DATA SECTION:
------------------------------------------------------------------------

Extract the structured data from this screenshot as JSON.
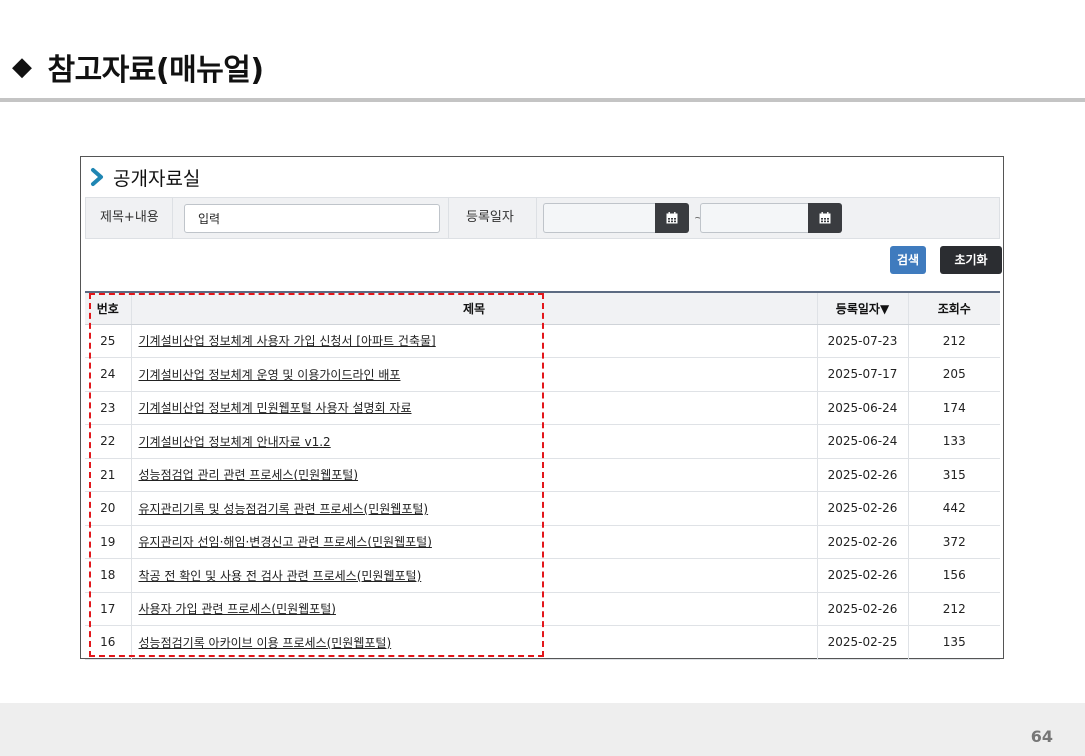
{
  "slide": {
    "marker": "◆",
    "title": "참고자료(매뉴얼)",
    "page_number": "64"
  },
  "panel": {
    "title": "공개자료실",
    "search": {
      "title_label": "제목+내용",
      "title_value": "입력",
      "date_label": "등록일자",
      "date_from": "",
      "date_to": "",
      "range_separator": "~"
    },
    "buttons": {
      "search": "검색",
      "reset": "초기화"
    }
  },
  "table": {
    "headers": {
      "num": "번호",
      "title": "제목",
      "date": "등록일자▼",
      "views": "조회수"
    },
    "rows": [
      {
        "num": "25",
        "title": "기계설비산업 정보체계 사용자 가입 신청서 [아파트 건축물]",
        "date": "2025-07-23",
        "views": "212"
      },
      {
        "num": "24",
        "title": "기계설비산업 정보체계 운영 및 이용가이드라인 배포",
        "date": "2025-07-17",
        "views": "205"
      },
      {
        "num": "23",
        "title": "기계설비산업 정보체계 민원웹포털 사용자 설명회 자료",
        "date": "2025-06-24",
        "views": "174"
      },
      {
        "num": "22",
        "title": "기계설비산업 정보체계 안내자료 v1.2",
        "date": "2025-06-24",
        "views": "133"
      },
      {
        "num": "21",
        "title": "성능점검업 관리 관련 프로세스(민원웹포털)",
        "date": "2025-02-26",
        "views": "315"
      },
      {
        "num": "20",
        "title": "유지관리기록 및 성능점검기록 관련 프로세스(민원웹포털)",
        "date": "2025-02-26",
        "views": "442"
      },
      {
        "num": "19",
        "title": "유지관리자 선임·해임·변경신고 관련 프로세스(민원웹포털)",
        "date": "2025-02-26",
        "views": "372"
      },
      {
        "num": "18",
        "title": "착공 전 확인 및 사용 전 검사 관련 프로세스(민원웹포털)",
        "date": "2025-02-26",
        "views": "156"
      },
      {
        "num": "17",
        "title": "사용자 가입 관련 프로세스(민원웹포털)",
        "date": "2025-02-26",
        "views": "212"
      },
      {
        "num": "16",
        "title": "성능점검기록 아카이브 이용 프로세스(민원웹포털)",
        "date": "2025-02-25",
        "views": "135"
      }
    ]
  },
  "icons": {
    "panel_marker": "chevron-right-icon",
    "date_picker": "calendar-icon"
  },
  "colors": {
    "search_button": "#3f7bbe",
    "reset_button": "#2b2d31",
    "highlight_dash": "#e3171b",
    "chevron": "#2a8fb5"
  }
}
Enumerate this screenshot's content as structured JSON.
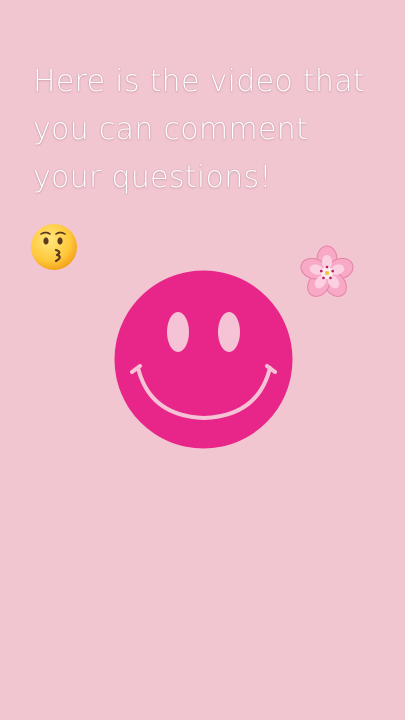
{
  "caption": {
    "lines": [
      "Here is the video that",
      "you can comment",
      "your questions!"
    ]
  },
  "icons": {
    "kiss": "face-blowing-kiss-emoji",
    "flower": "cherry-blossom-emoji",
    "smiley": "pink-smiley-face"
  },
  "colors": {
    "background": "#f2c6d1",
    "smiley_fill": "#e8268a",
    "smiley_features": "#f6c3d6",
    "caption_text": "#ffffff"
  }
}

------------------------------------------------------------------------

TASK DIRECTIONS: In the data above, find the line containing "Enumerate this screenshot's"; from there, please write out each line through the end, exactly, with the pictures omitted.

RESPONSE:
Enumerate this screenshot's content as structured JSON.
{
  "caption": {
    "lines": [
      "Here is the video that",
      "you can comment",
      "your questions!"
    ]
  },
  "icons": {
    "kiss": "face-blowing-kiss-emoji",
    "flower": "cherry-blossom-emoji",
    "smiley": "pink-smiley-face"
  },
  "colors": {
    "background": "#f2c6d1",
    "smiley_fill": "#e8268a",
    "smiley_features": "#f6c3d6",
    "caption_text": "#ffffff"
  }
}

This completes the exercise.